** Begin The input **

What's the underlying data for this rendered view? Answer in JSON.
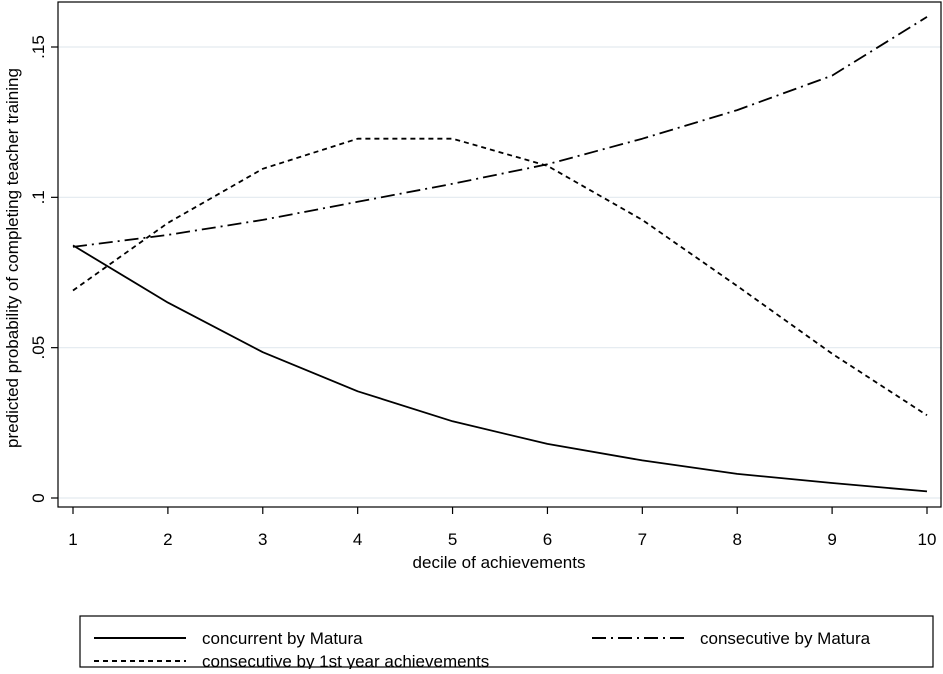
{
  "chart_data": {
    "type": "line",
    "title": "",
    "xlabel": "decile of achievements",
    "ylabel": "predicted probability of completing teacher training",
    "x": [
      1,
      2,
      3,
      4,
      5,
      6,
      7,
      8,
      9,
      10
    ],
    "xticks": [
      "1",
      "2",
      "3",
      "4",
      "5",
      "6",
      "7",
      "8",
      "9",
      "10"
    ],
    "yticks": [
      {
        "value": 0,
        "label": "0"
      },
      {
        "value": 0.05,
        "label": ".05"
      },
      {
        "value": 0.1,
        "label": ".1"
      },
      {
        "value": 0.15,
        "label": ".15"
      }
    ],
    "xlim": [
      1,
      10
    ],
    "ylim": [
      -0.002,
      0.165
    ],
    "grid": "horizontal",
    "legend_position": "bottom",
    "series": [
      {
        "name": "concurrent by Matura",
        "style": "solid",
        "values": [
          0.084,
          0.065,
          0.0485,
          0.0355,
          0.0255,
          0.018,
          0.0125,
          0.008,
          0.005,
          0.0022
        ]
      },
      {
        "name": "consecutive by Matura",
        "style": "dashdot",
        "values": [
          0.0835,
          0.0875,
          0.0925,
          0.0985,
          0.1045,
          0.111,
          0.1195,
          0.129,
          0.1405,
          0.16
        ]
      },
      {
        "name": "consecutive by 1st year achievements",
        "style": "dashed",
        "values": [
          0.069,
          0.0915,
          0.1095,
          0.1195,
          0.1195,
          0.1105,
          0.0925,
          0.0705,
          0.048,
          0.0275
        ]
      }
    ]
  }
}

** End The input **

-- Exercise details --
Pull out every line of the entries that includes the word "achievements".

-- Solution to this exercise --
    "xlabel": "decile of achievements",
        "name": "consecutive by 1st year achievements",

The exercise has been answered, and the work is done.